Work required: Copy every line of the data that contains the string "pipette".

-- START Information provided --

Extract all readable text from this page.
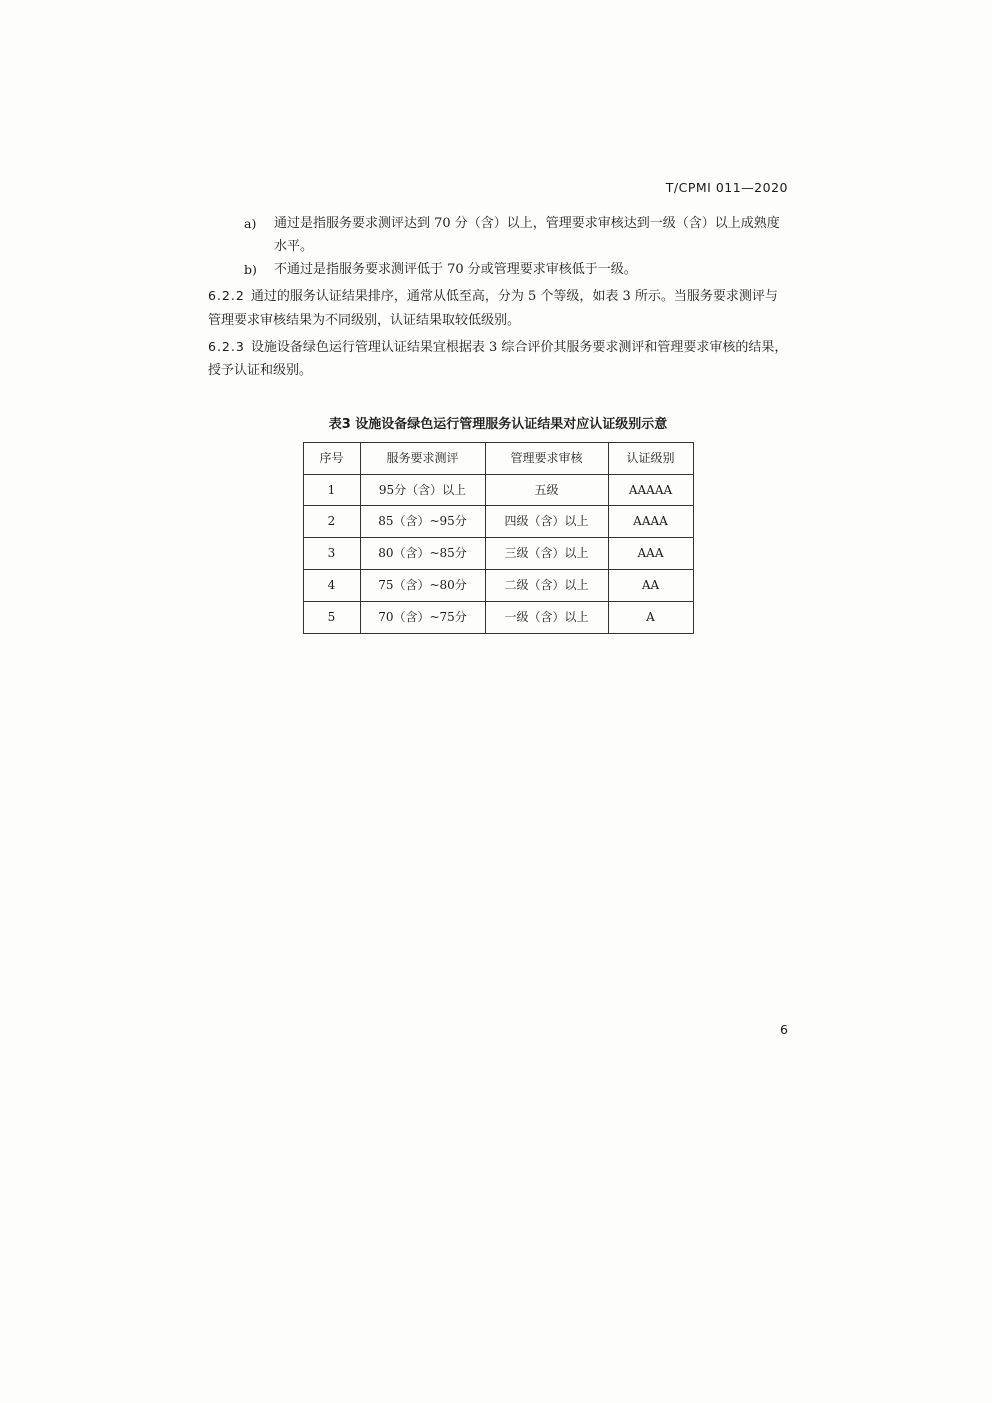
T/CPMI 011—2020
a)	通过是指服务要求测评达到 70 分（含）以上，管理要求审核达到一级（含）以上成熟度水平。
b)	不通过是指服务要求测评低于 70 分或管理要求审核低于一级。
6.2.2 通过的服务认证结果排序，通常从低至高，分为 5 个等级，如表 3 所示。当服务要求测评与管理要求审核结果为不同级别，认证结果取较低级别。
6.2.3 设施设备绿色运行管理认证结果宜根据表 3 综合评价其服务要求测评和管理要求审核的结果，授予认证和级别。
表3 设施设备绿色运行管理服务认证结果对应认证级别示意
序号	服务要求测评	管理要求审核	认证级别
1	95分（含）以上	五级	AAAAA
2	85（含）~95分	四级（含）以上	AAAA
3	80（含）~85分	三级（含）以上	AAA
4	75（含）~80分	二级（含）以上	AA
5	70（含）~75分	一级（含）以上	A
6
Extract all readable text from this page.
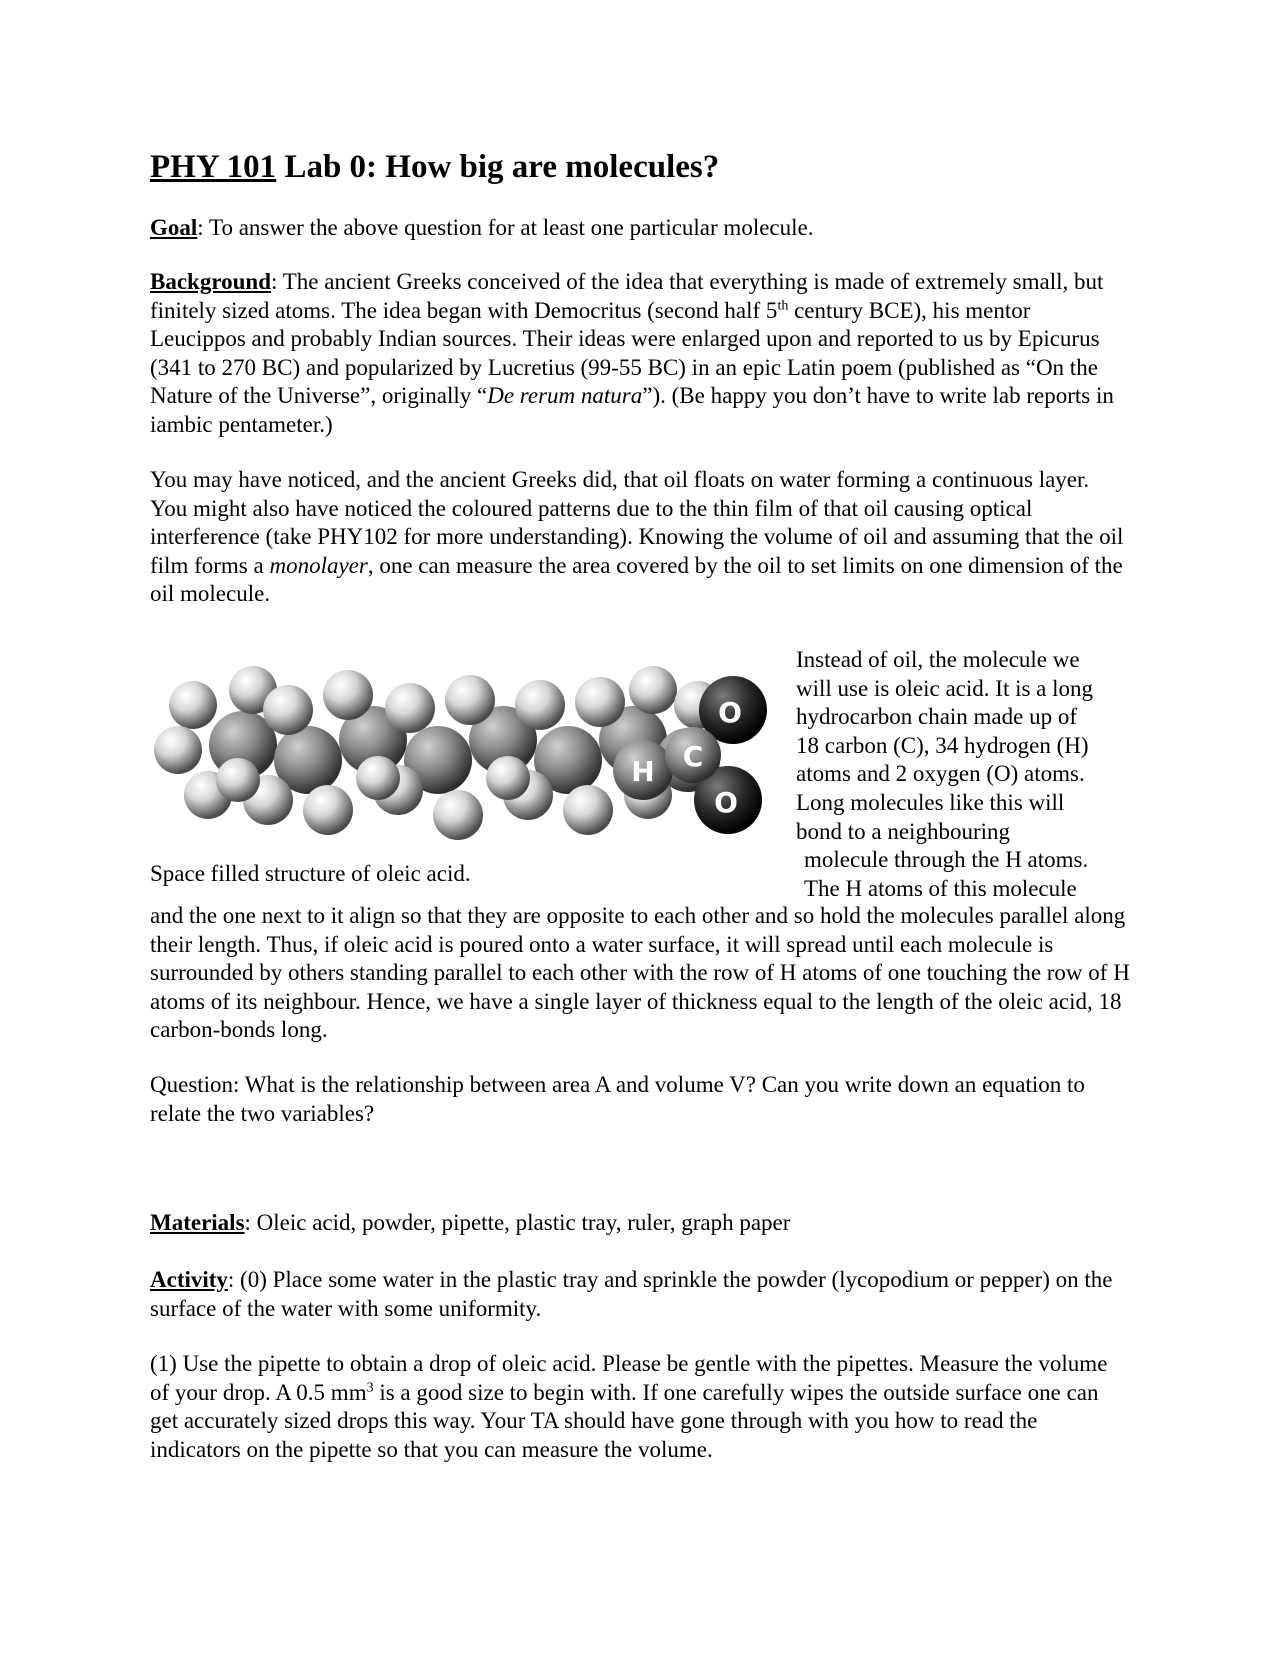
PHY 101 Lab 0: How big are molecules?

Goal: To answer the above question for at least one particular molecule.

Background: The ancient Greeks conceived of the idea that everything is made of extremely small, but finitely sized atoms. The idea began with Democritus (second half 5th century BCE), his mentor Leucippos and probably Indian sources. Their ideas were enlarged upon and reported to us by Epicurus (341 to 270 BC) and popularized by Lucretius (99-55 BC) in an epic Latin poem (published as “On the Nature of the Universe”, originally “De rerum natura”). (Be happy you don’t have to write lab reports in iambic pentameter.)

You may have noticed, and the ancient Greeks did, that oil floats on water forming a continuous layer. You might also have noticed the coloured patterns due to the thin film of that oil causing optical interference (take PHY102 for more understanding). Knowing the volume of oil and assuming that the oil film forms a monolayer, one can measure the area covered by the oil to set limits on one dimension of the oil molecule.

O
C
H
O

Space filled structure of oleic acid.

Instead of oil, the molecule we
will use is oleic acid. It is a long
hydrocarbon chain made up of
18 carbon (C), 34 hydrogen (H)
atoms and 2 oxygen (O) atoms.
Long molecules like this will
bond to a neighbouring
molecule through the H atoms.
The H atoms of this molecule

and the one next to it align so that they are opposite to each other and so hold the molecules parallel along their length. Thus, if oleic acid is poured onto a water surface, it will spread until each molecule is surrounded by others standing parallel to each other with the row of H atoms of one touching the row of H atoms of its neighbour. Hence, we have a single layer of thickness equal to the length of the oleic acid, 18 carbon-bonds long.

Question: What is the relationship between area A and volume V? Can you write down an equation to relate the two variables?

Materials: Oleic acid, powder, pipette, plastic tray, ruler, graph paper

Activity: (0) Place some water in the plastic tray and sprinkle the powder (lycopodium or pepper) on the surface of the water with some uniformity.

(1) Use the pipette to obtain a drop of oleic acid. Please be gentle with the pipettes. Measure the volume of your drop. A 0.5 $mm^3$ is a good size to begin with. If one carefully wipes the outside surface one can get accurately sized drops this way. Your TA should have gone through with you how to read the indicators on the pipette so that you can measure the volume.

-- END Information provided --

Task result:
Materials: Oleic acid, powder, pipette, plastic tray, ruler, graph paper
(1) Use the pipette to obtain a drop of oleic acid. Please be gentle with the pipettes. Measure the volume of your drop. A 0.5 $mm^3$ is a good size to begin with. If one carefully wipes the outside surface one can get accurately sized drops this way. Your TA should have gone through with you how to read the indicators on the pipette so that you can measure the volume.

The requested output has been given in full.